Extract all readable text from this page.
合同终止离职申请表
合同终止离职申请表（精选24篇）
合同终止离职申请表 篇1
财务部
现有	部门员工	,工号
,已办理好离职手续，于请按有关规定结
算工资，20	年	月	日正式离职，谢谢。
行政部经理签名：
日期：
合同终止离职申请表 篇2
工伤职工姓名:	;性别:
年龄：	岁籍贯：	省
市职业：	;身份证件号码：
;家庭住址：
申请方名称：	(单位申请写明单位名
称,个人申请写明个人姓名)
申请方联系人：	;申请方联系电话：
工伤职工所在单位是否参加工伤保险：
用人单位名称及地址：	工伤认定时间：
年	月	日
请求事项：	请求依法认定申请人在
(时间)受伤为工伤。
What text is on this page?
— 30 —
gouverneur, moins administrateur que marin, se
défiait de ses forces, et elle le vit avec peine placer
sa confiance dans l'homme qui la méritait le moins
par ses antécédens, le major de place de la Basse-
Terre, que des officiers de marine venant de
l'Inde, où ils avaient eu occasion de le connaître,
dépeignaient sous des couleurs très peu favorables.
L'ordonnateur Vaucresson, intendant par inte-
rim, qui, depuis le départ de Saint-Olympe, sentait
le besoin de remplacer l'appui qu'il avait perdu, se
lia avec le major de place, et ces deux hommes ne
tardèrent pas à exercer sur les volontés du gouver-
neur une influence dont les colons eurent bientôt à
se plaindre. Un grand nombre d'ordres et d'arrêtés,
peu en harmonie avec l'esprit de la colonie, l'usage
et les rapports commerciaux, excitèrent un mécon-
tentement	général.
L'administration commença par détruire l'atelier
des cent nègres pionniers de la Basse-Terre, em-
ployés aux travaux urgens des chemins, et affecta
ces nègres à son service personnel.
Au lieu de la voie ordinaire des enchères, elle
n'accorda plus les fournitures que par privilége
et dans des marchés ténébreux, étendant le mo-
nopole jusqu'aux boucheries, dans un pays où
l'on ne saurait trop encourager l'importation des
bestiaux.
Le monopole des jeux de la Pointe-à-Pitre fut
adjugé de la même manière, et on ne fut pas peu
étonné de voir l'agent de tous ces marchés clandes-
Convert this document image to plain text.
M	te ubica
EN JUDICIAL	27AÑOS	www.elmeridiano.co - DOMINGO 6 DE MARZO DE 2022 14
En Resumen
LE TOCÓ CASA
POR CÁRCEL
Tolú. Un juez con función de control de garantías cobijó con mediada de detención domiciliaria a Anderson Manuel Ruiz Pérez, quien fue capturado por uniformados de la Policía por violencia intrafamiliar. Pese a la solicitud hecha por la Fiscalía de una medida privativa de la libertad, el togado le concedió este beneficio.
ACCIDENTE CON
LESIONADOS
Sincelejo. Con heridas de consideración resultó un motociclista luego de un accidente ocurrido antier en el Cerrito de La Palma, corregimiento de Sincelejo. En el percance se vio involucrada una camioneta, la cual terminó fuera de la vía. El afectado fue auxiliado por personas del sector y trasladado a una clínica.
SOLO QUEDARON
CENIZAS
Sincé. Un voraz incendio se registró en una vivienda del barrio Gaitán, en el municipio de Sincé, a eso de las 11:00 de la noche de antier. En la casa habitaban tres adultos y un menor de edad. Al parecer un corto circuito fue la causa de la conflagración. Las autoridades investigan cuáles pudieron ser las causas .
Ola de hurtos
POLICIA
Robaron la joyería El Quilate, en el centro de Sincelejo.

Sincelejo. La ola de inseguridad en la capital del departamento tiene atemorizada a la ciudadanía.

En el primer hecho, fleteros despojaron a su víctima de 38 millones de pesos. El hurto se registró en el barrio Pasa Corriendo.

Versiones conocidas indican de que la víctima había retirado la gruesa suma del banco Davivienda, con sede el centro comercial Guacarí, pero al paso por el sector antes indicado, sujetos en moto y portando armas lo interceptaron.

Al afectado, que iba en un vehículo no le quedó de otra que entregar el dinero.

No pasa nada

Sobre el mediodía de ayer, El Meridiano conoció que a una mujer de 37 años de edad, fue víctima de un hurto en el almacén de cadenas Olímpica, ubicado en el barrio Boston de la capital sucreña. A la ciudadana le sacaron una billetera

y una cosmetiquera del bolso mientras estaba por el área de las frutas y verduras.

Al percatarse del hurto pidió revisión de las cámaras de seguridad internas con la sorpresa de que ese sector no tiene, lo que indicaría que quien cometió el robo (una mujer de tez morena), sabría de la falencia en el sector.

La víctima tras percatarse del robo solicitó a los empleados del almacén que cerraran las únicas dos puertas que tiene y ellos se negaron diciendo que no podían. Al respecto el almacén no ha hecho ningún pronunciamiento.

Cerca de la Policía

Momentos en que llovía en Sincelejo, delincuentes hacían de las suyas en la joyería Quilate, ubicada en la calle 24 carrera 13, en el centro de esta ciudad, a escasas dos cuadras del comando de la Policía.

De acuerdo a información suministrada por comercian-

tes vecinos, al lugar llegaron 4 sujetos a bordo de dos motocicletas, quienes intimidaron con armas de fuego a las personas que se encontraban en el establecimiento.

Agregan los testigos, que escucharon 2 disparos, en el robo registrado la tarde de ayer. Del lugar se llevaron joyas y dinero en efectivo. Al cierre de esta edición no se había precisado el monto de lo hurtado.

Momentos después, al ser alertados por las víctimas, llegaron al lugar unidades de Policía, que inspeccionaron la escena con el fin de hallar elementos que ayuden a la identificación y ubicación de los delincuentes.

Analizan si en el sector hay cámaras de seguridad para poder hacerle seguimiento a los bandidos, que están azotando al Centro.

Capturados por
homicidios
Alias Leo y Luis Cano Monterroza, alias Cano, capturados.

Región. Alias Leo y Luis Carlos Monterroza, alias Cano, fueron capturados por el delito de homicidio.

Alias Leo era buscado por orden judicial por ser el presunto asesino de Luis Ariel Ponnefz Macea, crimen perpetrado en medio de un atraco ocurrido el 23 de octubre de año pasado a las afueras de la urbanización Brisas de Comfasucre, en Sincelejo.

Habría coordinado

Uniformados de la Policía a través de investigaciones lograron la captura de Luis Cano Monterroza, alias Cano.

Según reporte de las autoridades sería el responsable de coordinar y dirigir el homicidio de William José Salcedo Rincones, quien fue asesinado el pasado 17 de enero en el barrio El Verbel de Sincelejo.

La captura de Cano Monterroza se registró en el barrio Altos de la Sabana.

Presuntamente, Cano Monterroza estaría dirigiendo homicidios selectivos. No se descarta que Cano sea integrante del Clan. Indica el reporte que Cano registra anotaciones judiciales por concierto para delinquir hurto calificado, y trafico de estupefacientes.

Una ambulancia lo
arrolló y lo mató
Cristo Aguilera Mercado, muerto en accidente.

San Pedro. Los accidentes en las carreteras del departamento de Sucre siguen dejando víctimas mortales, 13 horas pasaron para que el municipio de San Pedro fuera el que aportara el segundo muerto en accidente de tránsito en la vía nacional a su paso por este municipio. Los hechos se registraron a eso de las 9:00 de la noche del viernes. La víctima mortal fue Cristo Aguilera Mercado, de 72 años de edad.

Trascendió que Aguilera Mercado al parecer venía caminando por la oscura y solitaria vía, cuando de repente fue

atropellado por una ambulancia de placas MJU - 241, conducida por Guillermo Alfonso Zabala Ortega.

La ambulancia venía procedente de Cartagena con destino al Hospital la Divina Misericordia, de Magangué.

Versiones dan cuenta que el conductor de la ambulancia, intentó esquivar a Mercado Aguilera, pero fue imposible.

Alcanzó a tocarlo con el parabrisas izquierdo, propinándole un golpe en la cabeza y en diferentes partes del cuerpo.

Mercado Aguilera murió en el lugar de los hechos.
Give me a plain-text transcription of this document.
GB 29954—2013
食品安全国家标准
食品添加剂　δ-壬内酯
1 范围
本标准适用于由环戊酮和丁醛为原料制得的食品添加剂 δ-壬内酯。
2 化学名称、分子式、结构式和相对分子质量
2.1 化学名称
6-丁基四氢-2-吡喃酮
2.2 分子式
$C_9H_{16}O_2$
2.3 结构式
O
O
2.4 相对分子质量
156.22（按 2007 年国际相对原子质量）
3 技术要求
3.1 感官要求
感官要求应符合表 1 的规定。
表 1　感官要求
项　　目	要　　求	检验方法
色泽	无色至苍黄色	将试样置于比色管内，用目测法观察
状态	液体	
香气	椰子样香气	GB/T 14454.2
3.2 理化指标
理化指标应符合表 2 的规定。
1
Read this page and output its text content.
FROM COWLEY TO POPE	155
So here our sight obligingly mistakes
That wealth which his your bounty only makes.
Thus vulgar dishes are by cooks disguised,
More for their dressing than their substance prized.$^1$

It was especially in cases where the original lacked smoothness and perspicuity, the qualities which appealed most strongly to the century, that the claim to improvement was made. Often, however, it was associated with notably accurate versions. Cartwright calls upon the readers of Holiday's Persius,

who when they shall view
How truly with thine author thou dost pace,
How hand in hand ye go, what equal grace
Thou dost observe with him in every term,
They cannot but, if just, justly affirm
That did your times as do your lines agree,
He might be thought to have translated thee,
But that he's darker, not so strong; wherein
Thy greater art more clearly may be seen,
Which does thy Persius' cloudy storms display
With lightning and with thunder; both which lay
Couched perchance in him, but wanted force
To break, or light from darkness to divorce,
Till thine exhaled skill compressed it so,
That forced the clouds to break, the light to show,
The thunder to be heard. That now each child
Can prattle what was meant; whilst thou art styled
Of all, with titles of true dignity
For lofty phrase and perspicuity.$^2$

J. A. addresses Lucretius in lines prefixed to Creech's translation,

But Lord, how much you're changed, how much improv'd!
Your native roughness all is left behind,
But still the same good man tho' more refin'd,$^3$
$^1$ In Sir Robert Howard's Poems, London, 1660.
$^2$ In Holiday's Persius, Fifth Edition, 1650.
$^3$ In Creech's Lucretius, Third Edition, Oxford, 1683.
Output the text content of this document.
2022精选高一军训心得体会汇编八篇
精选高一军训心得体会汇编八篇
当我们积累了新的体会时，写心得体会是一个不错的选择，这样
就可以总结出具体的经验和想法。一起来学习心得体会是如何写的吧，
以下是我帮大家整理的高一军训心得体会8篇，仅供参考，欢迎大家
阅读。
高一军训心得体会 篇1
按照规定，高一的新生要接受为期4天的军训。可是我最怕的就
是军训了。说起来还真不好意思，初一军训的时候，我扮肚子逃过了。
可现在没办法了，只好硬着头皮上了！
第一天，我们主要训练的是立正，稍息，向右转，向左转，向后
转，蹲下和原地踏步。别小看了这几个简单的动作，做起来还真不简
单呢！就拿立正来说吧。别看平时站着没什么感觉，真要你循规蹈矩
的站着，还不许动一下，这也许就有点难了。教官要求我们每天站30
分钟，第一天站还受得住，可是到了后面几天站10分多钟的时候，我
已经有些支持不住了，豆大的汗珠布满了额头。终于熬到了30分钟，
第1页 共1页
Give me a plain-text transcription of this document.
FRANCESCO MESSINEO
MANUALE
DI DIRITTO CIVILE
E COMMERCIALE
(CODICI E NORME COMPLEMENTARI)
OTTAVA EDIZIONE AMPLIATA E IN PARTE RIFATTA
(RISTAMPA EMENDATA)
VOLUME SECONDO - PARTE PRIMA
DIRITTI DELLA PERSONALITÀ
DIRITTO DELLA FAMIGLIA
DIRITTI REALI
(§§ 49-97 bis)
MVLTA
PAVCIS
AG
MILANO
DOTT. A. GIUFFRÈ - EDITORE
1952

→ WORK INSTRUCTIONS
Go through the listing above line by line and say how many lines hold the word "paso". Reply with that number only.

→ FINAL RESULT
2